-- Exercise goal --
Scan the data below for the string "Coating". Copy every line where it appears.

-- Dataset content --

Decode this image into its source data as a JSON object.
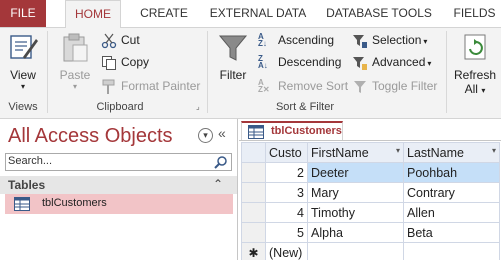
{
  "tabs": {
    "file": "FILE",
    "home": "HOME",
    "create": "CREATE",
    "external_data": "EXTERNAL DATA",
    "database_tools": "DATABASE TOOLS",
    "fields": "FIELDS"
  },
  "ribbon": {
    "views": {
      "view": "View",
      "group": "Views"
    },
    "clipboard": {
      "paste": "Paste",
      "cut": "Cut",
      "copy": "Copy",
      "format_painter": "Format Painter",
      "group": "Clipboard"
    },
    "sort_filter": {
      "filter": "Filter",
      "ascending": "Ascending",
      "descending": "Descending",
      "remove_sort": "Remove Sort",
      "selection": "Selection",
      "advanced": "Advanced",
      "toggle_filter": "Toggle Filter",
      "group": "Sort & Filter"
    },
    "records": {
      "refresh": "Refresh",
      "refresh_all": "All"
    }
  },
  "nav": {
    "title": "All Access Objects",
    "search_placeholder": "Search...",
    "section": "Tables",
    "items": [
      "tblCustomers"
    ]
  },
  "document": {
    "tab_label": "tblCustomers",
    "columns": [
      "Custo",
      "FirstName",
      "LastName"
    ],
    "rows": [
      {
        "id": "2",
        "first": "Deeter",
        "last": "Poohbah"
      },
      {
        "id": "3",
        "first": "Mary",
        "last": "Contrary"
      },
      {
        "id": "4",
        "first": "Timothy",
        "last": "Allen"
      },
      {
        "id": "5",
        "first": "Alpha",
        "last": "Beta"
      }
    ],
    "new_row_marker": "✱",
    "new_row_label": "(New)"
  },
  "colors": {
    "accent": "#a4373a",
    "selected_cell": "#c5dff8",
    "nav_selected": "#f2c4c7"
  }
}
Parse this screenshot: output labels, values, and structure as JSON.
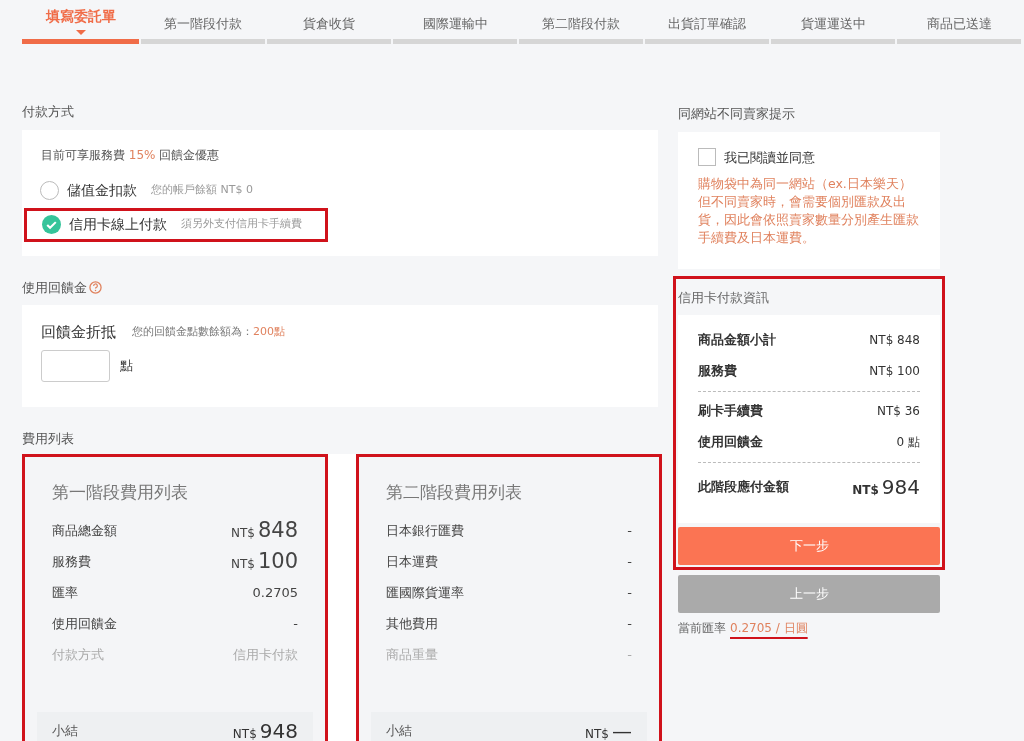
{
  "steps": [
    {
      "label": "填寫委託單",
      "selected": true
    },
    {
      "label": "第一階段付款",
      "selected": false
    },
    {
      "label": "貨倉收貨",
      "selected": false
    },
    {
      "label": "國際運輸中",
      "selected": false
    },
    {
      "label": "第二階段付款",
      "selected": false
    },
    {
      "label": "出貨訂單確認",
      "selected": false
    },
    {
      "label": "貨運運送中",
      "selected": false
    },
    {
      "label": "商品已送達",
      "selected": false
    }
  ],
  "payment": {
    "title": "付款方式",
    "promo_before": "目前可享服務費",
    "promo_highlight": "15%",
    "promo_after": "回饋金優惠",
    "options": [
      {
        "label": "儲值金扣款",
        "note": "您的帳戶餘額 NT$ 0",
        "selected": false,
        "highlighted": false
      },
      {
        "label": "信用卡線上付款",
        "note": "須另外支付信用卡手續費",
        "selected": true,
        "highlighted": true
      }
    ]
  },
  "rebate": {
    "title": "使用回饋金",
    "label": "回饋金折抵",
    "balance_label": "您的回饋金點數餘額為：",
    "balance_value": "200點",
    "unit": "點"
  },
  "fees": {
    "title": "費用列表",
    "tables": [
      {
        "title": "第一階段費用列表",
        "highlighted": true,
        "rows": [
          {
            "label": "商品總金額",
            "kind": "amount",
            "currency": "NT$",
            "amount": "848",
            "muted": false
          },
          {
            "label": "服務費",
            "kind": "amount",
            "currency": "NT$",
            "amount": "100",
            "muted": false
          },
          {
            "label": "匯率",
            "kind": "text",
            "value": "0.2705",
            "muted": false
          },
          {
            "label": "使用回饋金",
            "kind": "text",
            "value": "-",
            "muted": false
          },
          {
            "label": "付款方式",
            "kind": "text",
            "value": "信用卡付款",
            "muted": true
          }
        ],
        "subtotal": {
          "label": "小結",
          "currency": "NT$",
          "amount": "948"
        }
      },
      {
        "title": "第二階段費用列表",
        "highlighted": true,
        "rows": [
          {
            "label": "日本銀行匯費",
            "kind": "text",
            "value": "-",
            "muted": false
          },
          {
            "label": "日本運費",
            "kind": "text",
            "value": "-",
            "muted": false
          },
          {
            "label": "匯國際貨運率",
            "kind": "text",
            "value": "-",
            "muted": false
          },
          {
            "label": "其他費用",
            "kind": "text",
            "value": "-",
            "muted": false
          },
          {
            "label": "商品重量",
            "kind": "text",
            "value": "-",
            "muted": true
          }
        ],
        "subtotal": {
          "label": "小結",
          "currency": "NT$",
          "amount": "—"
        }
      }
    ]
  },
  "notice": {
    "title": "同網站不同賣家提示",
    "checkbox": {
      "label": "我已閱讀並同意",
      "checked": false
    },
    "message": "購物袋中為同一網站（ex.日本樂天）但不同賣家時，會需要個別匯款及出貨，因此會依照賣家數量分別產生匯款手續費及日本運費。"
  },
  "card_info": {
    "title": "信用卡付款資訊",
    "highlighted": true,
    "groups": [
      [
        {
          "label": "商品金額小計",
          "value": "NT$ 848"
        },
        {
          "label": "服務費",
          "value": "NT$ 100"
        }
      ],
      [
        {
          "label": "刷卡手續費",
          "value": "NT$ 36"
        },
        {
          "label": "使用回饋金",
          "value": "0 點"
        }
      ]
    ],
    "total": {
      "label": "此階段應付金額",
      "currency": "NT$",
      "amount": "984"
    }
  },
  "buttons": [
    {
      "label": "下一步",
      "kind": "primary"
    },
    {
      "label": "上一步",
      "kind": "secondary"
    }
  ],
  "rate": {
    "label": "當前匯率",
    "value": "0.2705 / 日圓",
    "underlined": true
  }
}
* * *
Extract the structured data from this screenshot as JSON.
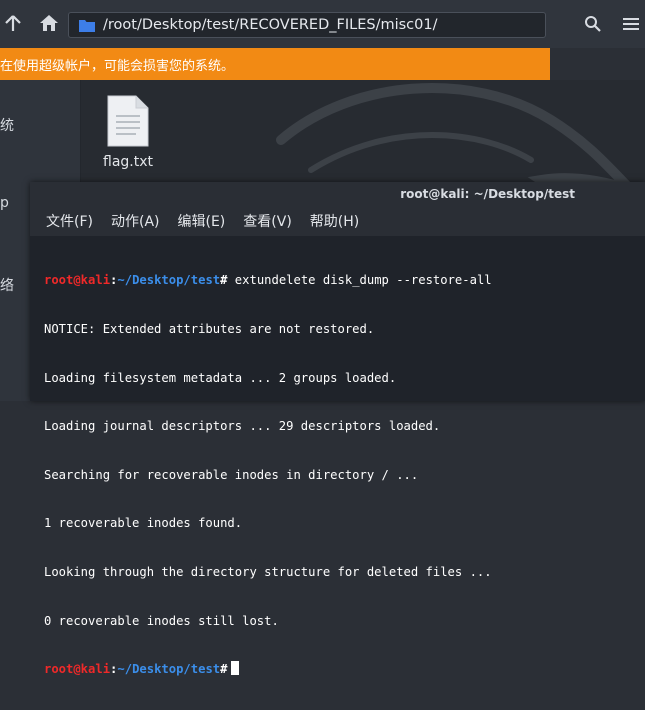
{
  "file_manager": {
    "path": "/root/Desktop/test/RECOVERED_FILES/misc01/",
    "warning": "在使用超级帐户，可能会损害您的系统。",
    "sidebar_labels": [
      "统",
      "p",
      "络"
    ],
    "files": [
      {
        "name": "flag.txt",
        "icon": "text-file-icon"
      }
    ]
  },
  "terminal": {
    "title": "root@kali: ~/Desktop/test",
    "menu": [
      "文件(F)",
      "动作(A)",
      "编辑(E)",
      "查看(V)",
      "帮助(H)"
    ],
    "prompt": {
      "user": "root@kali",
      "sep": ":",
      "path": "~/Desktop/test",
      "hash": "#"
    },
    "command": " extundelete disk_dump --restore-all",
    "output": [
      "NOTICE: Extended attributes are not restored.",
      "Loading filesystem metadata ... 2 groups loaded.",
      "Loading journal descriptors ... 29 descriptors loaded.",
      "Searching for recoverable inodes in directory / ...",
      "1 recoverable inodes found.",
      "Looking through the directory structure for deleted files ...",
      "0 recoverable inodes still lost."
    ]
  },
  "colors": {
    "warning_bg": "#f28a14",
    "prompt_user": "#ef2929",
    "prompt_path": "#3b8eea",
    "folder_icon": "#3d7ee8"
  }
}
==
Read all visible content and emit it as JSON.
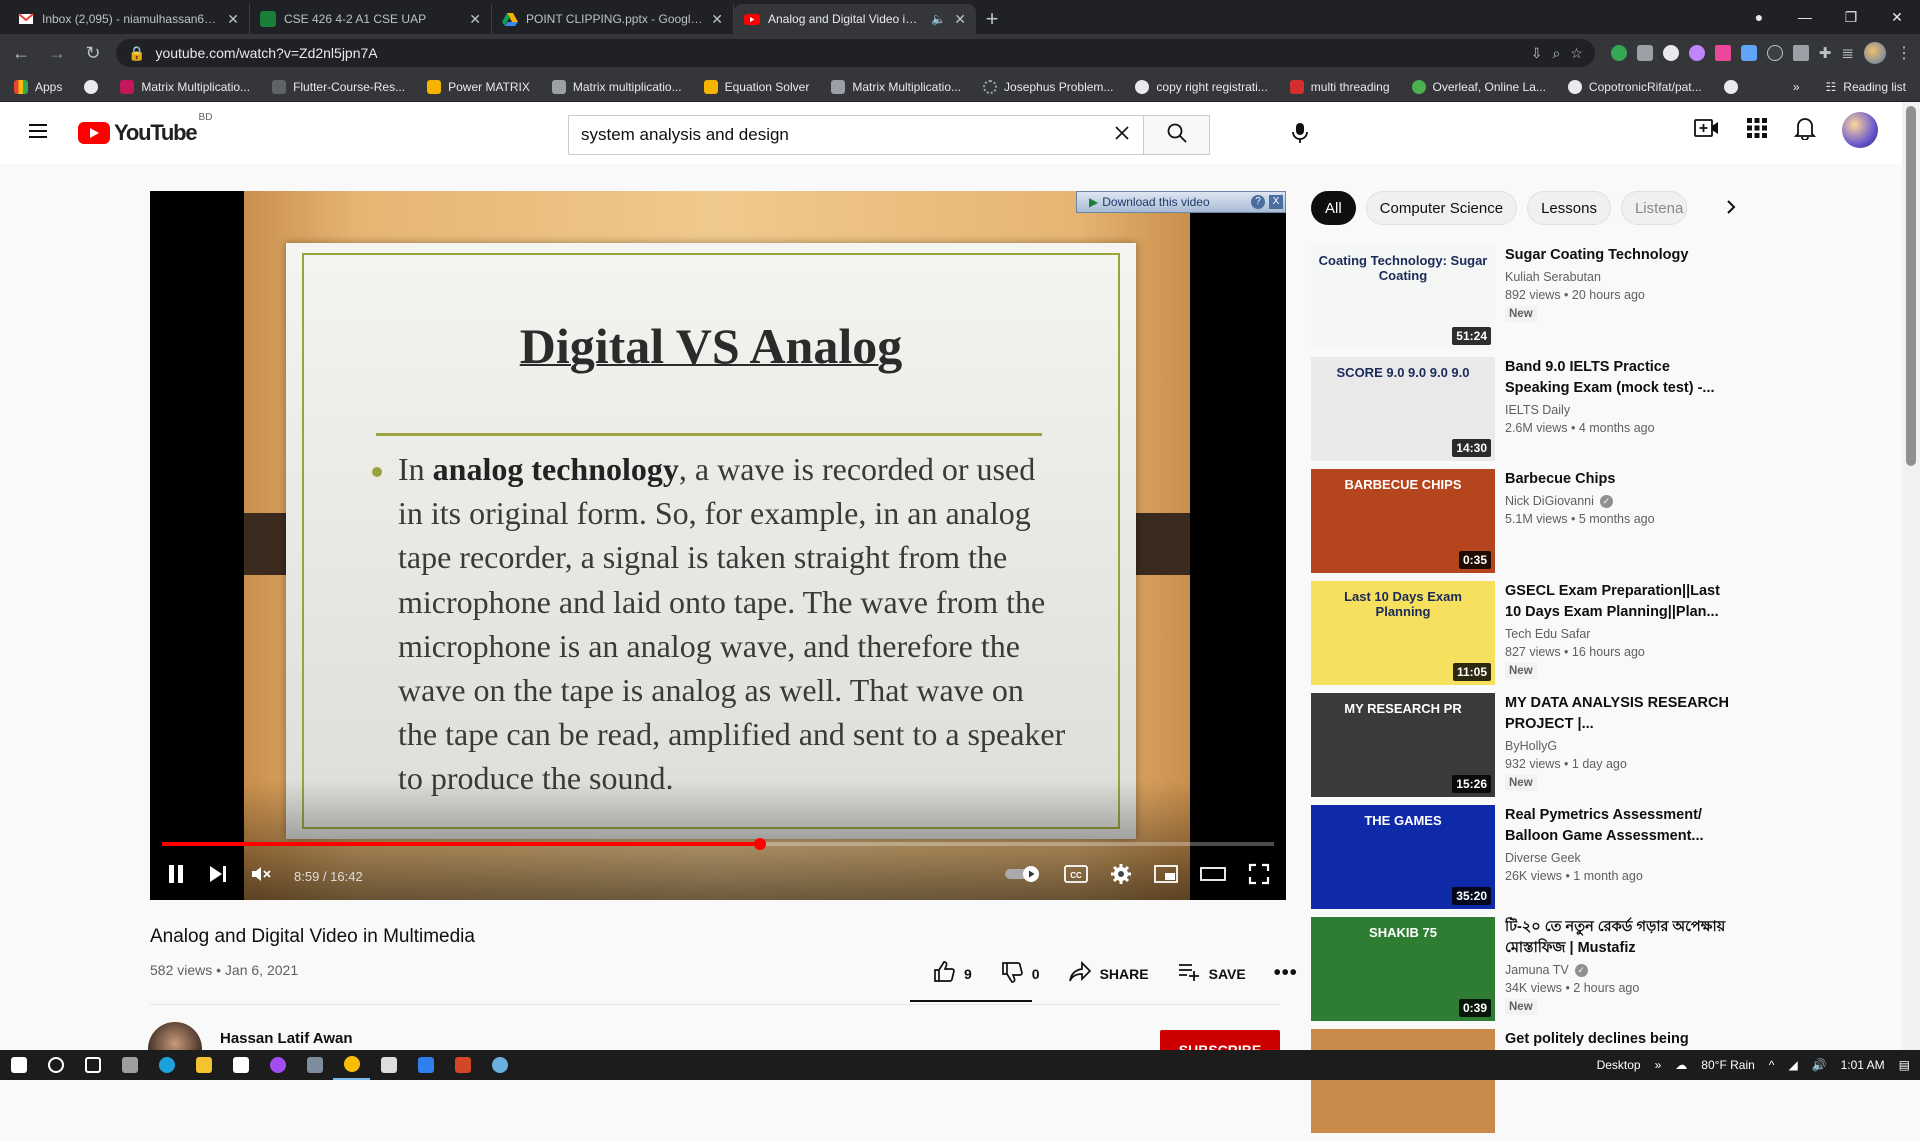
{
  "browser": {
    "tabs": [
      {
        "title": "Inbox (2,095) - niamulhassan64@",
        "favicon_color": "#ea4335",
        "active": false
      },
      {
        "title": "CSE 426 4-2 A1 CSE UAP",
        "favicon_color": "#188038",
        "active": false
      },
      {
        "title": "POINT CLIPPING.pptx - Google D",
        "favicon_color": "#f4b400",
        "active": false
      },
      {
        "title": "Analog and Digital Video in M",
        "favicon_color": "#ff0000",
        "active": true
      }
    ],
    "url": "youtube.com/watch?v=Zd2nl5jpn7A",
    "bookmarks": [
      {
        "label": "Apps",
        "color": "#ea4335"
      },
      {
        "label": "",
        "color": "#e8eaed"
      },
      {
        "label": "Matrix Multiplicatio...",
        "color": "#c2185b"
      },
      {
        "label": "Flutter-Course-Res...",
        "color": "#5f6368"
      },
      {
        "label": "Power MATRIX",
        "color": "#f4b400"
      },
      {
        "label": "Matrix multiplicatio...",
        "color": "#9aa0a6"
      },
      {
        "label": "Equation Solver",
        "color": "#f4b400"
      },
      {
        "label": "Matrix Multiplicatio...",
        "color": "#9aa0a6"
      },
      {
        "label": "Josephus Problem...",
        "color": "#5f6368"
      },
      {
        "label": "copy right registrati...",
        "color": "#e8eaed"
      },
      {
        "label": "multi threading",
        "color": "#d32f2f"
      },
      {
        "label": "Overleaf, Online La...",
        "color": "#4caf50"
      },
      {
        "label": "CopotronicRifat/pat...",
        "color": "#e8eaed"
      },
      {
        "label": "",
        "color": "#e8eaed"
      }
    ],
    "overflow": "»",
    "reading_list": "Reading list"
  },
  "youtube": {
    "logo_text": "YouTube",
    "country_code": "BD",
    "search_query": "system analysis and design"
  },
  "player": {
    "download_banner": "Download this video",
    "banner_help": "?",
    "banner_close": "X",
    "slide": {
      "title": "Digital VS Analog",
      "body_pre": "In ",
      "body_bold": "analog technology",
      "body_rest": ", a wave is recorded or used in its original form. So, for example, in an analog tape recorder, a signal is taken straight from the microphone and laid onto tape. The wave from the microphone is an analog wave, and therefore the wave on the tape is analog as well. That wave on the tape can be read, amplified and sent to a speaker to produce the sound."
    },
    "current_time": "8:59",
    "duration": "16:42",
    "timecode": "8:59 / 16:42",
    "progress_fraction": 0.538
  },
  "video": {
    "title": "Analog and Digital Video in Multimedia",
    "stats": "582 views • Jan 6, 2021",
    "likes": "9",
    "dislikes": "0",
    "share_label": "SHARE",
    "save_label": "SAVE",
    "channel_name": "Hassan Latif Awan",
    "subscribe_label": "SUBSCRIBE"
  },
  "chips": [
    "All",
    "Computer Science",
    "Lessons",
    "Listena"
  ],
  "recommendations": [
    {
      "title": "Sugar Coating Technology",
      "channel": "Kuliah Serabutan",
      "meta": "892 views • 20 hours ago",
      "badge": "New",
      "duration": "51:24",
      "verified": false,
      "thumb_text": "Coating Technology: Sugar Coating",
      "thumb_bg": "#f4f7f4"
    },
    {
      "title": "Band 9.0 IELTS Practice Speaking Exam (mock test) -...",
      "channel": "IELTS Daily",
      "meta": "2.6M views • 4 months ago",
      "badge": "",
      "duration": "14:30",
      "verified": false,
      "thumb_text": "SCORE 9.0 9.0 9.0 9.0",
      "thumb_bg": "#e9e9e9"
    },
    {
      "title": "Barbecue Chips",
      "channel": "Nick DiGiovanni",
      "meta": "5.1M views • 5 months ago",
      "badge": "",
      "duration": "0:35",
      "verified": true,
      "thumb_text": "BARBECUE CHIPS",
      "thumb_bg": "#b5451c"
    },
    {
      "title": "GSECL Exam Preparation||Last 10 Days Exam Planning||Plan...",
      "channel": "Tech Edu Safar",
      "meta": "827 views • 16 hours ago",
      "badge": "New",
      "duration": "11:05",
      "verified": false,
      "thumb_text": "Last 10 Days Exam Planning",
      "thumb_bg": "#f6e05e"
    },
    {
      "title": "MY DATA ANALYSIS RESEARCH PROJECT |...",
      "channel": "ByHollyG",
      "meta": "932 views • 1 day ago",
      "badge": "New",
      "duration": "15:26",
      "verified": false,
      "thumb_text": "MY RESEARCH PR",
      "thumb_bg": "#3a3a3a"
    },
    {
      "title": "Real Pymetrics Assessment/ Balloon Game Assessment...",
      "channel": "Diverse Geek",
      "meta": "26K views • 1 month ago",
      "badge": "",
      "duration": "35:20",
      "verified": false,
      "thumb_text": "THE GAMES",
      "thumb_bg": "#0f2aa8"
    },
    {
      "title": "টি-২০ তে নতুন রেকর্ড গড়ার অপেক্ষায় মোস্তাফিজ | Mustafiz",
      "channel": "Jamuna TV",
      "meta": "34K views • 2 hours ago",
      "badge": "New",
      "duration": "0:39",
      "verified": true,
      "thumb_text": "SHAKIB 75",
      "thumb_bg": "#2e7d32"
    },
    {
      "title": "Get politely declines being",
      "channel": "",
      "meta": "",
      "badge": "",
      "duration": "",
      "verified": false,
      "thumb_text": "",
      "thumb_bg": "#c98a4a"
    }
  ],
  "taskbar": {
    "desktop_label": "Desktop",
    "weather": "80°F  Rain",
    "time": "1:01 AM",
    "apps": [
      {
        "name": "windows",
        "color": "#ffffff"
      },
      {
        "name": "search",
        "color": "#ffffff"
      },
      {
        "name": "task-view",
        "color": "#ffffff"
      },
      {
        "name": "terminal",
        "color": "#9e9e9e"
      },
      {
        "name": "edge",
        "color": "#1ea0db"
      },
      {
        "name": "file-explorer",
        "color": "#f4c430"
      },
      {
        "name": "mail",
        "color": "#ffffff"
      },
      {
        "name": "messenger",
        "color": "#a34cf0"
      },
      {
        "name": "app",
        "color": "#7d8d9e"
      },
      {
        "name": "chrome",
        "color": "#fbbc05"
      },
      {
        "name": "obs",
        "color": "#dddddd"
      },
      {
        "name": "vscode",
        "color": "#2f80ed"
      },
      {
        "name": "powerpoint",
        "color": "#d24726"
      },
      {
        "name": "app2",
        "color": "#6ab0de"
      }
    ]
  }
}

-- Solution below --
      "title": "Sugar Coating Technology",
      "thumb_text": "Coating Technology: Sugar Coating",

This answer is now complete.